Figure record extracts:
■ ■ ■
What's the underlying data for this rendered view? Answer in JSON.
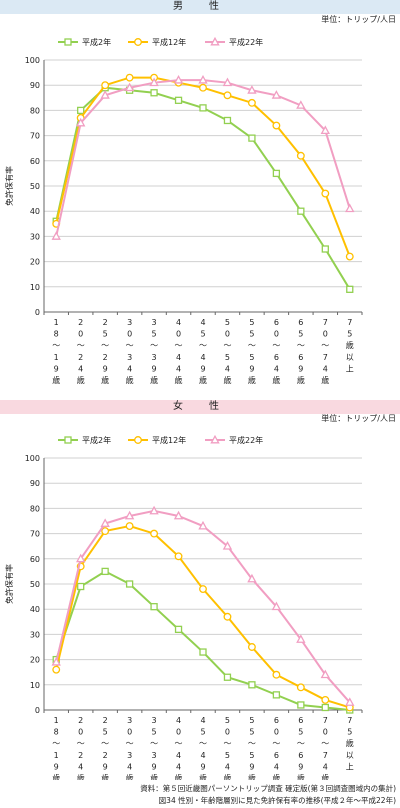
{
  "male": {
    "header": "男　性",
    "unit": "単位：トリップ/人日"
  },
  "female": {
    "header": "女　性",
    "unit": "単位：トリップ/人日"
  },
  "footer": {
    "source": "資料：第５回近畿圏パーソントリップ調査 確定版(第３回調査圏域内の集計)",
    "caption": "図34 性別・年齢階層別に見た免許保有率の推移(平成２年〜平成22年)"
  },
  "chart_data": [
    {
      "type": "line",
      "title": "男　性",
      "ylabel": "免許保有率",
      "xlabel": "",
      "ylim": [
        0,
        100
      ],
      "yticks": [
        0,
        10,
        20,
        30,
        40,
        50,
        60,
        70,
        80,
        90,
        100
      ],
      "grid": true,
      "legend": "top",
      "categories": [
        "18〜19歳",
        "20〜24歳",
        "25〜29歳",
        "30〜34歳",
        "35〜39歳",
        "40〜44歳",
        "45〜49歳",
        "50〜54歳",
        "55〜59歳",
        "60〜64歳",
        "65〜69歳",
        "70〜74歳",
        "75歳以上"
      ],
      "series": [
        {
          "name": "平成2年",
          "color": "#92d050",
          "marker": "square",
          "values": [
            36,
            80,
            89,
            88,
            87,
            84,
            81,
            76,
            69,
            55,
            40,
            25,
            9
          ]
        },
        {
          "name": "平成12年",
          "color": "#ffc000",
          "marker": "circle",
          "values": [
            35,
            77,
            90,
            93,
            93,
            91,
            89,
            86,
            83,
            74,
            62,
            47,
            22
          ]
        },
        {
          "name": "平成22年",
          "color": "#f19ec2",
          "marker": "triangle",
          "values": [
            30,
            75,
            86,
            89,
            91,
            92,
            92,
            91,
            88,
            86,
            82,
            72,
            41
          ]
        }
      ]
    },
    {
      "type": "line",
      "title": "女　性",
      "ylabel": "免許保有率",
      "xlabel": "",
      "ylim": [
        0,
        100
      ],
      "yticks": [
        0,
        10,
        20,
        30,
        40,
        50,
        60,
        70,
        80,
        90,
        100
      ],
      "grid": true,
      "legend": "top",
      "categories": [
        "18〜19歳",
        "20〜24歳",
        "25〜29歳",
        "30〜34歳",
        "35〜39歳",
        "40〜44歳",
        "45〜49歳",
        "50〜54歳",
        "55〜59歳",
        "60〜64歳",
        "65〜69歳",
        "70〜74歳",
        "75歳以上"
      ],
      "series": [
        {
          "name": "平成2年",
          "color": "#92d050",
          "marker": "square",
          "values": [
            20,
            49,
            55,
            50,
            41,
            32,
            23,
            13,
            10,
            6,
            2,
            1,
            0
          ]
        },
        {
          "name": "平成12年",
          "color": "#ffc000",
          "marker": "circle",
          "values": [
            16,
            57,
            71,
            73,
            70,
            61,
            48,
            37,
            25,
            14,
            9,
            4,
            1
          ]
        },
        {
          "name": "平成22年",
          "color": "#f19ec2",
          "marker": "triangle",
          "values": [
            19,
            60,
            74,
            77,
            79,
            77,
            73,
            65,
            52,
            41,
            28,
            14,
            3
          ]
        }
      ]
    }
  ]
}
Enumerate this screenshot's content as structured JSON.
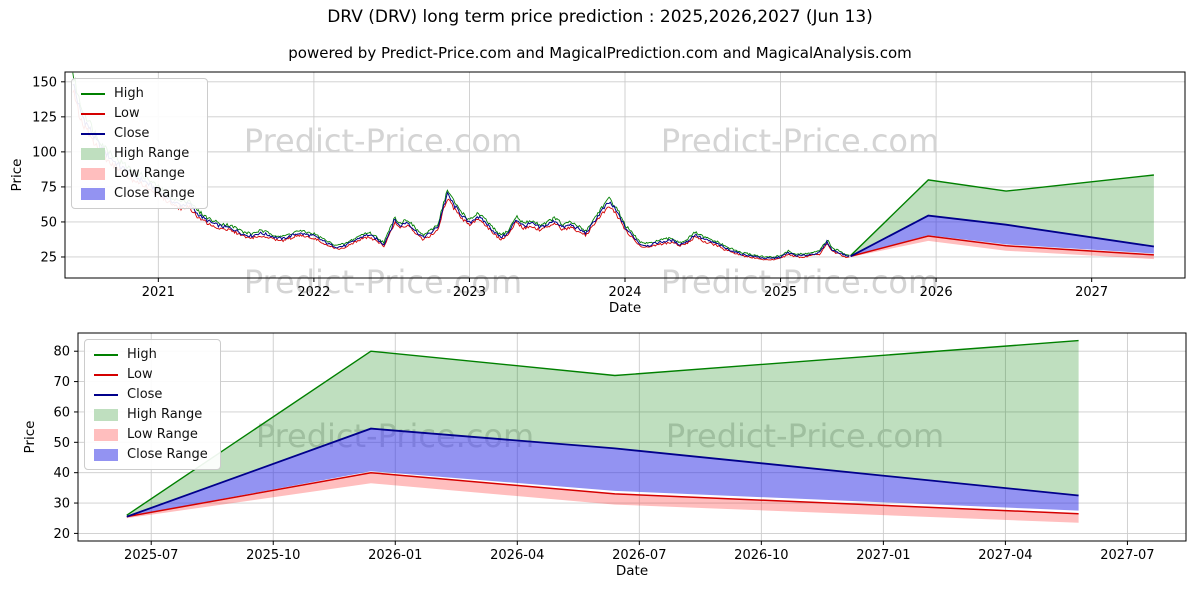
■ ■ ■
> [Aim]: Copy all the entries word for word. Omit any pictures.

> [Task solution]:
What's the underlying data for this rendered view? Answer in JSON.
{
  "male": {
    "header": "男　性",
    "unit": "単位：トリップ/人日"
  },
  "female": {
    "header": "女　性",
    "unit": "単位：トリップ/人日"
  },
  "footer": {
    "source": "資料：第５回近畿圏パーソントリップ調査 確定版(第３回調査圏域内の集計)",
    "caption": "図34 性別・年齢階層別に見た免許保有率の推移(平成２年〜平成22年)"
  },
  "chart_data": [
    {
      "type": "line",
      "title": "男　性",
      "ylabel": "免許保有率",
      "xlabel": "",
      "ylim": [
        0,
        100
      ],
      "yticks": [
        0,
        10,
        20,
        30,
        40,
        50,
        60,
        70,
        80,
        90,
        100
      ],
      "grid": true,
      "legend": "top",
      "categories": [
        "18〜19歳",
        "20〜24歳",
        "25〜29歳",
        "30〜34歳",
        "35〜39歳",
        "40〜44歳",
        "45〜49歳",
        "50〜54歳",
        "55〜59歳",
        "60〜64歳",
        "65〜69歳",
        "70〜74歳",
        "75歳以上"
      ],
      "series": [
        {
          "name": "平成2年",
          "color": "#92d050",
          "marker": "square",
          "values": [
            36,
            80,
            89,
            88,
            87,
            84,
            81,
            76,
            69,
            55,
            40,
            25,
            9
          ]
        },
        {
          "name": "平成12年",
          "color": "#ffc000",
          "marker": "circle",
          "values": [
            35,
            77,
            90,
            93,
            93,
            91,
            89,
            86,
            83,
            74,
            62,
            47,
            22
          ]
        },
        {
          "name": "平成22年",
          "color": "#f19ec2",
          "marker": "triangle",
          "values": [
            30,
            75,
            86,
            89,
            91,
            92,
            92,
            91,
            88,
            86,
            82,
            72,
            41
          ]
        }
      ]
    },
    {
      "type": "line",
      "title": "女　性",
      "ylabel": "免許保有率",
      "xlabel": "",
      "ylim": [
        0,
        100
      ],
      "yticks": [
        0,
        10,
        20,
        30,
        40,
        50,
        60,
        70,
        80,
        90,
        100
      ],
      "grid": true,
      "legend": "top",
      "categories": [
        "18〜19歳",
        "20〜24歳",
        "25〜29歳",
        "30〜34歳",
        "35〜39歳",
        "40〜44歳",
        "45〜49歳",
        "50〜54歳",
        "55〜59歳",
        "60〜64歳",
        "65〜69歳",
        "70〜74歳",
        "75歳以上"
      ],
      "series": [
        {
          "name": "平成2年",
          "color": "#92d050",
          "marker": "square",
          "values": [
            20,
            49,
            55,
            50,
            41,
            32,
            23,
            13,
            10,
            6,
            2,
            1,
            0
          ]
        },
        {
          "name": "平成12年",
          "color": "#ffc000",
          "marker": "circle",
          "values": [
            16,
            57,
            71,
            73,
            70,
            61,
            48,
            37,
            25,
            14,
            9,
            4,
            1
          ]
        },
        {
          "name": "平成22年",
          "color": "#f19ec2",
          "marker": "triangle",
          "values": [
            19,
            60,
            74,
            77,
            79,
            77,
            73,
            65,
            52,
            41,
            28,
            14,
            3
          ]
        }
      ]
    }
  ]
}
Enumerate this screenshot's content as structured JSON.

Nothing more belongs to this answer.